(Data extracted from a collection)
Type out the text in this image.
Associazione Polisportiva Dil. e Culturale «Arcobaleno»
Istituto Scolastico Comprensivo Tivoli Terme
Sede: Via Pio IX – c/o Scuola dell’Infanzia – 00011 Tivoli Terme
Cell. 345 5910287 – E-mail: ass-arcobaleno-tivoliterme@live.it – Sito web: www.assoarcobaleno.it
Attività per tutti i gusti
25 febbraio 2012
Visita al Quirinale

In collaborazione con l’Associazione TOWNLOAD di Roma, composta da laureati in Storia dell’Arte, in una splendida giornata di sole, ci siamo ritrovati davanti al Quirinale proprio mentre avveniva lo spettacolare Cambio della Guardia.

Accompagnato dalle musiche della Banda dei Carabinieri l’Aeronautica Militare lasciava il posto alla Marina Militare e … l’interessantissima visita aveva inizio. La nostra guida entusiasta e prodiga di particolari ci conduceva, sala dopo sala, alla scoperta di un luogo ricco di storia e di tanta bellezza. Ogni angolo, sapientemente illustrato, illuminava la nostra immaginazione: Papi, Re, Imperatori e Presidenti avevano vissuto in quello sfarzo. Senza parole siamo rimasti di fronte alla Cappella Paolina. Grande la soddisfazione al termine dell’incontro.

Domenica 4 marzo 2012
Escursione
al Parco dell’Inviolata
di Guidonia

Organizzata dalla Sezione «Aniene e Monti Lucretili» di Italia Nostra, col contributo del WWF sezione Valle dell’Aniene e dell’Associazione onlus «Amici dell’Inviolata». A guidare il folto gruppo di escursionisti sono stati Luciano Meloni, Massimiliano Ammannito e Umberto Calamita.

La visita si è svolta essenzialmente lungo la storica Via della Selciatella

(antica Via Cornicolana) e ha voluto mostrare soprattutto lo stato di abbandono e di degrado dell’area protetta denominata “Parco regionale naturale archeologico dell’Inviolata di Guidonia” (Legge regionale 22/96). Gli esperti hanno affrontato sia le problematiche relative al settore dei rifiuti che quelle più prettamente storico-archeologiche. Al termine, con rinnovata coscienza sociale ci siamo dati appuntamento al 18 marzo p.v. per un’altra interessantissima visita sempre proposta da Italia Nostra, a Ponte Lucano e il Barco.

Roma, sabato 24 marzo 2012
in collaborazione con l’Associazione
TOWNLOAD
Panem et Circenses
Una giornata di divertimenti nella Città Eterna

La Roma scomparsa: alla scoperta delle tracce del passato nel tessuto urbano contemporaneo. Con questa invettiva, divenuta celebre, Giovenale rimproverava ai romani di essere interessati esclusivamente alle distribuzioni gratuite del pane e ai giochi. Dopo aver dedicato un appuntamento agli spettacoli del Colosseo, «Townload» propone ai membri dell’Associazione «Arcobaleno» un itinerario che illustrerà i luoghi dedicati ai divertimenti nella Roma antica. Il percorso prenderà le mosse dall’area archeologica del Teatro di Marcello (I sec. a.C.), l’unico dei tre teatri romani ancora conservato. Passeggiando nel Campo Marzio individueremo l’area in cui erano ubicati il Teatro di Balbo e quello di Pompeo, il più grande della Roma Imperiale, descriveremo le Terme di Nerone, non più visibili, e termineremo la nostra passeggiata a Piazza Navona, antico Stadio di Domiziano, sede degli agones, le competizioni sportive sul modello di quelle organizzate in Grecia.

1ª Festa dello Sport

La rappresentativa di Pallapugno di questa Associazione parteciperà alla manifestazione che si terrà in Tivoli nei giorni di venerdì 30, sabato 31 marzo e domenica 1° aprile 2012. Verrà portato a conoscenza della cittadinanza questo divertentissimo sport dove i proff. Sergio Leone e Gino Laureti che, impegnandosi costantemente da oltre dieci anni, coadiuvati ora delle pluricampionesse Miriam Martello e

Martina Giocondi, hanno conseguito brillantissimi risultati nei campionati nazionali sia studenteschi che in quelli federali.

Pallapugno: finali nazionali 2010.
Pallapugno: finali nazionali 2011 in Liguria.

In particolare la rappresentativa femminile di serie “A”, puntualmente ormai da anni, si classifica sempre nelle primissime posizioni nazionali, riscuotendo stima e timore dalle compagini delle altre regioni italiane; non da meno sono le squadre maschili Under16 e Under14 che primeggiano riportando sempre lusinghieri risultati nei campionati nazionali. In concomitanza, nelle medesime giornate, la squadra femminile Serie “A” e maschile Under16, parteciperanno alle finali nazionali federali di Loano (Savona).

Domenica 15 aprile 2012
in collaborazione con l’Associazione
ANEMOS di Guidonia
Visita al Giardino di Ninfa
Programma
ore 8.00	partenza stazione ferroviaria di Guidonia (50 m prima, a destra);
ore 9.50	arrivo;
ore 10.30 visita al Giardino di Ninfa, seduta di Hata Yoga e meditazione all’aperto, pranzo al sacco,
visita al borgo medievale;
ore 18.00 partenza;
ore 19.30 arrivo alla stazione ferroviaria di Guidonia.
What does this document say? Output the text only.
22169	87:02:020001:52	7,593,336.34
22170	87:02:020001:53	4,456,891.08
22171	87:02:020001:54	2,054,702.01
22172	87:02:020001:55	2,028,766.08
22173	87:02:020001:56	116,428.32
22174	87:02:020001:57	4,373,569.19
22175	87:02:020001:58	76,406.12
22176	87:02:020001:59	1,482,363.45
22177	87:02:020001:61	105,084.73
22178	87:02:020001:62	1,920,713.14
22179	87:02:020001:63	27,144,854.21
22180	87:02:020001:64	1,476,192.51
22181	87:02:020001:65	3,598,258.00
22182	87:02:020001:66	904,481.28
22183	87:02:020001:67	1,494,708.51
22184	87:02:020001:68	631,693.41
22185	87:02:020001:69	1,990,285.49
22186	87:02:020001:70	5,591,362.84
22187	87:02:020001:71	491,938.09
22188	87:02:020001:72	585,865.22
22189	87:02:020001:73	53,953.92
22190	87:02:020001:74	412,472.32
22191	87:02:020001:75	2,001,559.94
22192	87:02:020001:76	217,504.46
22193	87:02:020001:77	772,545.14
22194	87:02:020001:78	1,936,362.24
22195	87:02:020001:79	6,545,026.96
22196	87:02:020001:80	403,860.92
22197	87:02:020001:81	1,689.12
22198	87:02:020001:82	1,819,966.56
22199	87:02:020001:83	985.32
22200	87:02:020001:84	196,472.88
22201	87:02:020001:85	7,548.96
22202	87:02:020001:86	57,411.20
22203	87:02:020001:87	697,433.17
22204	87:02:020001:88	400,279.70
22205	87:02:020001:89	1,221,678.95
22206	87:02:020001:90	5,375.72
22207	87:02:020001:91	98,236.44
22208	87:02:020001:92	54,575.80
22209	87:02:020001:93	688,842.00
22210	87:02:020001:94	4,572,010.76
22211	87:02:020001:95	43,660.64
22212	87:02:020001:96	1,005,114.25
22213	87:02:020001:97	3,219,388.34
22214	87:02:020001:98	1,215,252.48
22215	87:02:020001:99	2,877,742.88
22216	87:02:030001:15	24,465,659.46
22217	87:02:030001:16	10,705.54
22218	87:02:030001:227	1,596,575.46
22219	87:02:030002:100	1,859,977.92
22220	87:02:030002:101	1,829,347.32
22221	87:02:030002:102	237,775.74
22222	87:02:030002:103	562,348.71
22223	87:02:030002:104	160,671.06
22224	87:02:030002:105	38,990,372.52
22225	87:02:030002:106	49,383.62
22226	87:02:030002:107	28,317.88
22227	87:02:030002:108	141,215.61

What to work on »
In the material above, find the lines that contain "aprile" and show them.

Finished answer »
La rappresentativa di Pallapugno di questa Associazione parteciperà alla manifestazione che si terrà in Tivoli nei giorni di venerdì 30, sabato 31 marzo e domenica 1° aprile 2012. Verrà portato a conoscenza della cittadinanza questo divertentissimo sport dove i proff. Sergio Leone e Gino Laureti che, impegnandosi costantemente da oltre dieci anni, coadiuvati ora delle pluricampionesse Miriam Martello e
Domenica 15 aprile 2012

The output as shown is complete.